* _Exercise input_
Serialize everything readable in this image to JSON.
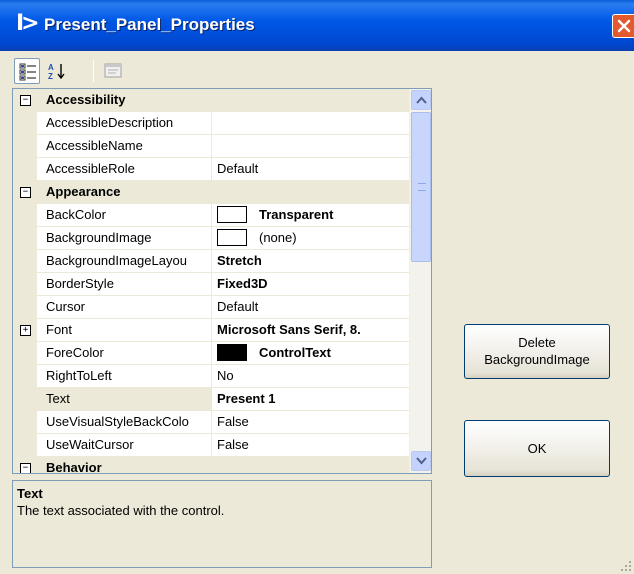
{
  "window": {
    "title_glyph": "I>",
    "title": "Present_Panel_Properties"
  },
  "toolbar": {
    "buttons": [
      {
        "icon": "categorized-icon",
        "active": true
      },
      {
        "icon": "alphabetical-sort-icon",
        "active": false
      },
      {
        "icon": "property-pages-icon",
        "active": false
      }
    ]
  },
  "property_grid": {
    "rows": [
      {
        "type": "category",
        "label": "Accessibility",
        "expander": "−"
      },
      {
        "type": "property",
        "name": "AccessibleDescription",
        "value": ""
      },
      {
        "type": "property",
        "name": "AccessibleName",
        "value": ""
      },
      {
        "type": "property",
        "name": "AccessibleRole",
        "value": "Default"
      },
      {
        "type": "category",
        "label": "Appearance",
        "expander": "−"
      },
      {
        "type": "property",
        "name": "BackColor",
        "value": "Transparent",
        "bold": true,
        "swatch": "#ffffff"
      },
      {
        "type": "property",
        "name": "BackgroundImage",
        "value": "(none)",
        "swatch": "#ffffff"
      },
      {
        "type": "property",
        "name": "BackgroundImageLayou",
        "value": "Stretch",
        "bold": true
      },
      {
        "type": "property",
        "name": "BorderStyle",
        "value": "Fixed3D",
        "bold": true
      },
      {
        "type": "property",
        "name": "Cursor",
        "value": "Default"
      },
      {
        "type": "property",
        "name": "Font",
        "value": "Microsoft Sans Serif, 8.",
        "bold": true,
        "expander": "+"
      },
      {
        "type": "property",
        "name": "ForeColor",
        "value": "ControlText",
        "bold": true,
        "swatch": "#000000"
      },
      {
        "type": "property",
        "name": "RightToLeft",
        "value": "No"
      },
      {
        "type": "property",
        "name": "Text",
        "value": "Present 1",
        "bold": true,
        "selected": true
      },
      {
        "type": "property",
        "name": "UseVisualStyleBackColo",
        "value": "False"
      },
      {
        "type": "property",
        "name": "UseWaitCursor",
        "value": "False"
      },
      {
        "type": "category",
        "label": "Behavior",
        "expander": "−"
      }
    ]
  },
  "description": {
    "title": "Text",
    "text": "The text associated with the control."
  },
  "buttons": {
    "delete_line1": "Delete",
    "delete_line2": "BackgroundImage",
    "ok": "OK"
  },
  "colors": {
    "titlebar": "#0058e6",
    "panel": "#ece9d8",
    "close": "#e35a2e"
  }
}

* _Aim of the task_
Copy the entries above faithfully and omit every image.

* _Solution for this task_
Serialize everything readable in this image to JSON.
{
  "window": {
    "title_glyph": "I>",
    "title": "Present_Panel_Properties"
  },
  "toolbar": {
    "buttons": [
      {
        "icon": "categorized-icon",
        "active": true
      },
      {
        "icon": "alphabetical-sort-icon",
        "active": false
      },
      {
        "icon": "property-pages-icon",
        "active": false
      }
    ]
  },
  "property_grid": {
    "rows": [
      {
        "type": "category",
        "label": "Accessibility",
        "expander": "−"
      },
      {
        "type": "property",
        "name": "AccessibleDescription",
        "value": ""
      },
      {
        "type": "property",
        "name": "AccessibleName",
        "value": ""
      },
      {
        "type": "property",
        "name": "AccessibleRole",
        "value": "Default"
      },
      {
        "type": "category",
        "label": "Appearance",
        "expander": "−"
      },
      {
        "type": "property",
        "name": "BackColor",
        "value": "Transparent",
        "bold": true,
        "swatch": "#ffffff"
      },
      {
        "type": "property",
        "name": "BackgroundImage",
        "value": "(none)",
        "swatch": "#ffffff"
      },
      {
        "type": "property",
        "name": "BackgroundImageLayou",
        "value": "Stretch",
        "bold": true
      },
      {
        "type": "property",
        "name": "BorderStyle",
        "value": "Fixed3D",
        "bold": true
      },
      {
        "type": "property",
        "name": "Cursor",
        "value": "Default"
      },
      {
        "type": "property",
        "name": "Font",
        "value": "Microsoft Sans Serif, 8.",
        "bold": true,
        "expander": "+"
      },
      {
        "type": "property",
        "name": "ForeColor",
        "value": "ControlText",
        "bold": true,
        "swatch": "#000000"
      },
      {
        "type": "property",
        "name": "RightToLeft",
        "value": "No"
      },
      {
        "type": "property",
        "name": "Text",
        "value": "Present 1",
        "bold": true,
        "selected": true
      },
      {
        "type": "property",
        "name": "UseVisualStyleBackColo",
        "value": "False"
      },
      {
        "type": "property",
        "name": "UseWaitCursor",
        "value": "False"
      },
      {
        "type": "category",
        "label": "Behavior",
        "expander": "−"
      }
    ]
  },
  "description": {
    "title": "Text",
    "text": "The text associated with the control."
  },
  "buttons": {
    "delete_line1": "Delete",
    "delete_line2": "BackgroundImage",
    "ok": "OK"
  },
  "colors": {
    "titlebar": "#0058e6",
    "panel": "#ece9d8",
    "close": "#e35a2e"
  }
}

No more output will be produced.